** Work to be completed **
Each record needs to be echoed exactly; can you do that?

================

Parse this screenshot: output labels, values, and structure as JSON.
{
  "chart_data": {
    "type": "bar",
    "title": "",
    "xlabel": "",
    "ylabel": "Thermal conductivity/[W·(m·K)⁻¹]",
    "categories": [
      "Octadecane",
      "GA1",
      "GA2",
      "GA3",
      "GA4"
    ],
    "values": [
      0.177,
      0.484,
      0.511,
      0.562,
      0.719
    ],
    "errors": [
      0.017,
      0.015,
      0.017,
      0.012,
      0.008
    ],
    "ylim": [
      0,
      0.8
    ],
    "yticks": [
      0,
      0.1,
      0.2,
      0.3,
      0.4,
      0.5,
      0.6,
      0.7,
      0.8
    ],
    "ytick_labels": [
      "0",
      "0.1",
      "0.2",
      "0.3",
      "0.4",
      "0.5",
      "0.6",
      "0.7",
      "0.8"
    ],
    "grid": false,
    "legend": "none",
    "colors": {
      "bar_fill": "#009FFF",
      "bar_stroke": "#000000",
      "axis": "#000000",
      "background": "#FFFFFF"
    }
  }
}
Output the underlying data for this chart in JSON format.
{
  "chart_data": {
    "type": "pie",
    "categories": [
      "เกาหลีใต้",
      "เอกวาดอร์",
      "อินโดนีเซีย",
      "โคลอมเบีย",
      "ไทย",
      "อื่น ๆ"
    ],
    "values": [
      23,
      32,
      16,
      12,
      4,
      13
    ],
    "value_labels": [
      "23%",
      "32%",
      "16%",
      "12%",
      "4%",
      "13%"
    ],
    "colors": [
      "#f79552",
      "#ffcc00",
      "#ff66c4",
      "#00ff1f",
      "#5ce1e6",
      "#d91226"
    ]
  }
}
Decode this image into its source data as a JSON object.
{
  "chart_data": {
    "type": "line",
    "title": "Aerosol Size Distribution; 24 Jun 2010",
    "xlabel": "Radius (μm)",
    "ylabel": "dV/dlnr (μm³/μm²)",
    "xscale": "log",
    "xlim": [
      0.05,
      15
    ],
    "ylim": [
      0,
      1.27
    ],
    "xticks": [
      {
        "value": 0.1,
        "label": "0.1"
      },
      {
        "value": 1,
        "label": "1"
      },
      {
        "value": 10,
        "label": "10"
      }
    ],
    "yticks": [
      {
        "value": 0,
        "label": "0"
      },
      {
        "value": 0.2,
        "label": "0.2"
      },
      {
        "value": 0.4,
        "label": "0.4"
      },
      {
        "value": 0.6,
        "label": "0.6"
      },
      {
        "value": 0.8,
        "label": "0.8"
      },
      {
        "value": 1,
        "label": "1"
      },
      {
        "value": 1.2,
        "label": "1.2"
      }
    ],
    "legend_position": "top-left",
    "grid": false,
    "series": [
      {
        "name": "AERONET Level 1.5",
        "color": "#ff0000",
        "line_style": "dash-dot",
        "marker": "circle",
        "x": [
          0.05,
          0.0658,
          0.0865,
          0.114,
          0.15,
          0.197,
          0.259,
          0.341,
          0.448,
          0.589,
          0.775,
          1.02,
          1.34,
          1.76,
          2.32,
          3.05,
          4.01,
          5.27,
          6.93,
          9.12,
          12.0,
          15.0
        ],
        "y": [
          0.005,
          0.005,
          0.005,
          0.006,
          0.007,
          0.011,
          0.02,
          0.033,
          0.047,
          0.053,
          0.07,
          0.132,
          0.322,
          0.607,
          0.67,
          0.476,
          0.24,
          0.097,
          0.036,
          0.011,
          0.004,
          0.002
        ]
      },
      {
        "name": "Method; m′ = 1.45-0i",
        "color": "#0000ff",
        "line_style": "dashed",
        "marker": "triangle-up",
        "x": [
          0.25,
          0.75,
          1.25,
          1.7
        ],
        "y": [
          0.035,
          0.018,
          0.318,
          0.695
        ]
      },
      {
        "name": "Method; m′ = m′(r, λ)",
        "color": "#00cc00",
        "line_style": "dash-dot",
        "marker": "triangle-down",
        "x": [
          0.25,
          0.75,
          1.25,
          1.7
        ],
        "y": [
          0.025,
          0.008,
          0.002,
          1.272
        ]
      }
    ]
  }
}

================

** Written response **
Parse this screenshot: output labels, values, and structure as JSON.
{
  "chart_data": {
    "type": "bar",
    "title": "",
    "xlabel": "",
    "ylabel": "Thermal conductivity/[W·(m·K)⁻¹]",
    "categories": [
      "Octadecane",
      "GA1",
      "GA2",
      "GA3",
      "GA4"
    ],
    "values": [
      0.177,
      0.484,
      0.511,
      0.562,
      0.719
    ],
    "errors": [
      0.017,
      0.015,
      0.017,
      0.012,
      0.008
    ],
    "ylim": [
      0,
      0.8
    ],
    "yticks": [
      0,
      0.1,
      0.2,
      0.3,
      0.4,
      0.5,
      0.6,
      0.7,
      0.8
    ],
    "ytick_labels": [
      "0",
      "0.1",
      "0.2",
      "0.3",
      "0.4",
      "0.5",
      "0.6",
      "0.7",
      "0.8"
    ],
    "grid": false,
    "legend": "none",
    "colors": {
      "bar_fill": "#009FFF",
      "bar_stroke": "#000000",
      "axis": "#000000",
      "background": "#FFFFFF"
    }
  }
}
Output the underlying data for this chart in JSON format.
{
  "chart_data": {
    "type": "pie",
    "categories": [
      "เกาหลีใต้",
      "เอกวาดอร์",
      "อินโดนีเซีย",
      "โคลอมเบีย",
      "ไทย",
      "อื่น ๆ"
    ],
    "values": [
      23,
      32,
      16,
      12,
      4,
      13
    ],
    "value_labels": [
      "23%",
      "32%",
      "16%",
      "12%",
      "4%",
      "13%"
    ],
    "colors": [
      "#f79552",
      "#ffcc00",
      "#ff66c4",
      "#00ff1f",
      "#5ce1e6",
      "#d91226"
    ]
  }
}
Decode this image into its source data as a JSON object.
{
  "chart_data": {
    "type": "line",
    "title": "Aerosol Size Distribution; 24 Jun 2010",
    "xlabel": "Radius (μm)",
    "ylabel": "dV/dlnr (μm³/μm²)",
    "xscale": "log",
    "xlim": [
      0.05,
      15
    ],
    "ylim": [
      0,
      1.27
    ],
    "xticks": [
      {
        "value": 0.1,
        "label": "0.1"
      },
      {
        "value": 1,
        "label": "1"
      },
      {
        "value": 10,
        "label": "10"
      }
    ],
    "yticks": [
      {
        "value": 0,
        "label": "0"
      },
      {
        "value": 0.2,
        "label": "0.2"
      },
      {
        "value": 0.4,
        "label": "0.4"
      },
      {
        "value": 0.6,
        "label": "0.6"
      },
      {
        "value": 0.8,
        "label": "0.8"
      },
      {
        "value": 1,
        "label": "1"
      },
      {
        "value": 1.2,
        "label": "1.2"
      }
    ],
    "legend_position": "top-left",
    "grid": false,
    "series": [
      {
        "name": "AERONET Level 1.5",
        "color": "#ff0000",
        "line_style": "dash-dot",
        "marker": "circle",
        "x": [
          0.05,
          0.0658,
          0.0865,
          0.114,
          0.15,
          0.197,
          0.259,
          0.341,
          0.448,
          0.589,
          0.775,
          1.02,
          1.34,
          1.76,
          2.32,
          3.05,
          4.01,
          5.27,
          6.93,
          9.12,
          12.0,
          15.0
        ],
        "y": [
          0.005,
          0.005,
          0.005,
          0.006,
          0.007,
          0.011,
          0.02,
          0.033,
          0.047,
          0.053,
          0.07,
          0.132,
          0.322,
          0.607,
          0.67,
          0.476,
          0.24,
          0.097,
          0.036,
          0.011,
          0.004,
          0.002
        ]
      },
      {
        "name": "Method; m′ = 1.45-0i",
        "color": "#0000ff",
        "line_style": "dashed",
        "marker": "triangle-up",
        "x": [
          0.25,
          0.75,
          1.25,
          1.7
        ],
        "y": [
          0.035,
          0.018,
          0.318,
          0.695
        ]
      },
      {
        "name": "Method; m′ = m′(r, λ)",
        "color": "#00cc00",
        "line_style": "dash-dot",
        "marker": "triangle-down",
        "x": [
          0.25,
          0.75,
          1.25,
          1.7
        ],
        "y": [
          0.025,
          0.008,
          0.002,
          1.272
        ]
      }
    ]
  }
}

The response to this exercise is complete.